TASK DESCRIPTION => Copy every line of the data that includes the string "Riverbend".

········

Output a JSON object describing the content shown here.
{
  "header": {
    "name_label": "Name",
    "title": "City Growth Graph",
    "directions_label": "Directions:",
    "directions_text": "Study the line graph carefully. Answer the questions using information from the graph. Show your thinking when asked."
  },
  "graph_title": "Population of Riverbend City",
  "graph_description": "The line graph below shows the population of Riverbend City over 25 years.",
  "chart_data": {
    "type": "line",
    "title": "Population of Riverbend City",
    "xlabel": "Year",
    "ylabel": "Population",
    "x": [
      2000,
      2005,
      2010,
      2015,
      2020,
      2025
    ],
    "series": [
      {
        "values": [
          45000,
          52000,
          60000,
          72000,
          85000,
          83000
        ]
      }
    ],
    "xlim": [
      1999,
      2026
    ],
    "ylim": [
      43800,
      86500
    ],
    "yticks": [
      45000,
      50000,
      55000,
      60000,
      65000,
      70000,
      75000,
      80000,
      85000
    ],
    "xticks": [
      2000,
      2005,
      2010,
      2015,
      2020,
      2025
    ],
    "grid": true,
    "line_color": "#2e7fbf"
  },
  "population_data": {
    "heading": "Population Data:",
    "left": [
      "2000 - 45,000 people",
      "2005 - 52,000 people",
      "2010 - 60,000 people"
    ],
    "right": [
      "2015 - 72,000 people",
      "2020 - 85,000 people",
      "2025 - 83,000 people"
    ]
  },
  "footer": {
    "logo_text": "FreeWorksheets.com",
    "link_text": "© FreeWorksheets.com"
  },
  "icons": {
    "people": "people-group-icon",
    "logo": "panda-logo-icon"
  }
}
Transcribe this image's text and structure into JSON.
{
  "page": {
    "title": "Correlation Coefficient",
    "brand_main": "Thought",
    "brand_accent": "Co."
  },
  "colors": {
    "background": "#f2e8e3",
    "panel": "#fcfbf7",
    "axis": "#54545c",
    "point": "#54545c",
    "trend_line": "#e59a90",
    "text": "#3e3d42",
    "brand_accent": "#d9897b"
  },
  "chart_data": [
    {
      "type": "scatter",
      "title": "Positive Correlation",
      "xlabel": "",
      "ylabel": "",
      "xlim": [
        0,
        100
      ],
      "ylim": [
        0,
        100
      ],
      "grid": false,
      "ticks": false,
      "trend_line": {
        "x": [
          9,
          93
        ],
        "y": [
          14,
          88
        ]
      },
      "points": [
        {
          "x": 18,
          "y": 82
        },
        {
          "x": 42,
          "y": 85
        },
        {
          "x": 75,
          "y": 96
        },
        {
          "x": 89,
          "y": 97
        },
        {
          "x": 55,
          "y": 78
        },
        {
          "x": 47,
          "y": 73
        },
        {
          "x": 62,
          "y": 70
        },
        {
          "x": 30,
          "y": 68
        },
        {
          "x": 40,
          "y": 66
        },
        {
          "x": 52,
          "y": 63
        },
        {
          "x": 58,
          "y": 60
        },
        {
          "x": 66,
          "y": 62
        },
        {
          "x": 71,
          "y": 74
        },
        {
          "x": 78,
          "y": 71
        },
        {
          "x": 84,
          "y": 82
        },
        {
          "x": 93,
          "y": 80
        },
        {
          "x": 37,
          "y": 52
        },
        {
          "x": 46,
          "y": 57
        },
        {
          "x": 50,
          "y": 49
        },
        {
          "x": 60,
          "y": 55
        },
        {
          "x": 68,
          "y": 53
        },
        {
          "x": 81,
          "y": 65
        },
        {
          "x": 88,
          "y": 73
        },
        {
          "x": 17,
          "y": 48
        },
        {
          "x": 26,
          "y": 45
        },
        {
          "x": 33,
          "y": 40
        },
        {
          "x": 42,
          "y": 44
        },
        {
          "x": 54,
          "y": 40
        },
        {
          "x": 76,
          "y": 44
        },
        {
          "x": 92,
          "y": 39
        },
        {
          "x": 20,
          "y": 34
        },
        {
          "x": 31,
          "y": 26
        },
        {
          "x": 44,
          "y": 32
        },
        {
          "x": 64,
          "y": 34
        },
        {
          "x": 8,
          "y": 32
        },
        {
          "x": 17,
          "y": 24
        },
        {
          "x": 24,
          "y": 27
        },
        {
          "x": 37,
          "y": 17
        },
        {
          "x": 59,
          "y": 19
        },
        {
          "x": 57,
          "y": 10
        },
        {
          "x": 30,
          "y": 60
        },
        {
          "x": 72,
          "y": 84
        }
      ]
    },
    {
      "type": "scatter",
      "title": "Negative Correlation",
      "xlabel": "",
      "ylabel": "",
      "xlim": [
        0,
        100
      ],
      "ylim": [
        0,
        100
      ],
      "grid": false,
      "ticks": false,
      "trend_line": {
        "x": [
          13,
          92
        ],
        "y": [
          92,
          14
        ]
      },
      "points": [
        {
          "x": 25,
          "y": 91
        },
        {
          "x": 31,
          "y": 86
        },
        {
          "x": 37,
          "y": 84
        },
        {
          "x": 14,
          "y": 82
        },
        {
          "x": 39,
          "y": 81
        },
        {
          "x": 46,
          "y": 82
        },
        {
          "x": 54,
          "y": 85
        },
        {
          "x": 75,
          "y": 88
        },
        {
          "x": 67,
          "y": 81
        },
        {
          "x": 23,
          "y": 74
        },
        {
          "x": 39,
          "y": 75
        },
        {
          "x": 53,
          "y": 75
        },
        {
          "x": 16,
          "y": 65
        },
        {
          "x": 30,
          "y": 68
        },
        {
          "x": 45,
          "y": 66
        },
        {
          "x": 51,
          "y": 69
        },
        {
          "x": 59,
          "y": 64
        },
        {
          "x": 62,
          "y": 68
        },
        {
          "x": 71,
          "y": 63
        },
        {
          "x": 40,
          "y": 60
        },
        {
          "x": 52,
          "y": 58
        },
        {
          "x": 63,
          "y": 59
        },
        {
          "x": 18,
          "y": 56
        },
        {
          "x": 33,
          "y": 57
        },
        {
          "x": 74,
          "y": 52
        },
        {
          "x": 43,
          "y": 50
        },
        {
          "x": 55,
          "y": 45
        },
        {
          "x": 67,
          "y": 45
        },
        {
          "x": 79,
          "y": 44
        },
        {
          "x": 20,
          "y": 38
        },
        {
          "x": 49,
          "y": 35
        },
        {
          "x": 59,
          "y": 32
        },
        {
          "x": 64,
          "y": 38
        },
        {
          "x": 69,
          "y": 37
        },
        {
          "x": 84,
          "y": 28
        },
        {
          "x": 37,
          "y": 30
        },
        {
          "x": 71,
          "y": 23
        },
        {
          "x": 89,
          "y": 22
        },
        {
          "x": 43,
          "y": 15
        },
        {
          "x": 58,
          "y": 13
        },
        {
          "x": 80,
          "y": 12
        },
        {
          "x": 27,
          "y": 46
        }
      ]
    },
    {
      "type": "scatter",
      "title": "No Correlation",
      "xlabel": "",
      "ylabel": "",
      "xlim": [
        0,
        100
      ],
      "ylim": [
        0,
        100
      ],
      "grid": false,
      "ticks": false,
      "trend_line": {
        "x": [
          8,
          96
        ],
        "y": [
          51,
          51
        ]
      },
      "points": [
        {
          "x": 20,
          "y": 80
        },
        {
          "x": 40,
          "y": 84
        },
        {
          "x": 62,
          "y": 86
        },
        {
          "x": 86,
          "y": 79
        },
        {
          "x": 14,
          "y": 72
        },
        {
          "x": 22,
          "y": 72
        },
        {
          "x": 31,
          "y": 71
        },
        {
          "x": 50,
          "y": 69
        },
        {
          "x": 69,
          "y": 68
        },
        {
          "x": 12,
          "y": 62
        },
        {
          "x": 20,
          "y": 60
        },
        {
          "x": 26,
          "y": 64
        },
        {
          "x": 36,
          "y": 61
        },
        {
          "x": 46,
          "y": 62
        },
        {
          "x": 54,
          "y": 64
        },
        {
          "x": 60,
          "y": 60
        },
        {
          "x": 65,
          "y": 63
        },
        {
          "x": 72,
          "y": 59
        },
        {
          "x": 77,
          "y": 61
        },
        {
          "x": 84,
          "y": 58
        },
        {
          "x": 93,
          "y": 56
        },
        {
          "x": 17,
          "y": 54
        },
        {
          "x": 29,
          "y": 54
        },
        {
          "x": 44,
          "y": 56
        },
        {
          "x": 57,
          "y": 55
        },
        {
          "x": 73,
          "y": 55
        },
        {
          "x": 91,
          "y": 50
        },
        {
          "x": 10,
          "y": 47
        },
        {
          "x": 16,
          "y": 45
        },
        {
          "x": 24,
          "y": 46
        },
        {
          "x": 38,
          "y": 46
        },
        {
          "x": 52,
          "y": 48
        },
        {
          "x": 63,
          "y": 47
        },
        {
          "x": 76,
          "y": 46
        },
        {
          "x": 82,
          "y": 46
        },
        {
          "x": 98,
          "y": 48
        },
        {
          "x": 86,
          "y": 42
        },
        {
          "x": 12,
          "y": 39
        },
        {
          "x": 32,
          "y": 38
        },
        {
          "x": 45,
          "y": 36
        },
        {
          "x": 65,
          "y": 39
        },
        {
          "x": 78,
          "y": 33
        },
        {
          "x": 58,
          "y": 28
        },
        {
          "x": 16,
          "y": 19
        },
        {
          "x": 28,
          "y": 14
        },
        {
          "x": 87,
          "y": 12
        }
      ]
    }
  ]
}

········

EXPECTED ANSWER =>
  "graph_title": "Population of Riverbend City",
  "graph_description": "The line graph below shows the population of Riverbend City over 25 years.",
    "title": "Population of Riverbend City",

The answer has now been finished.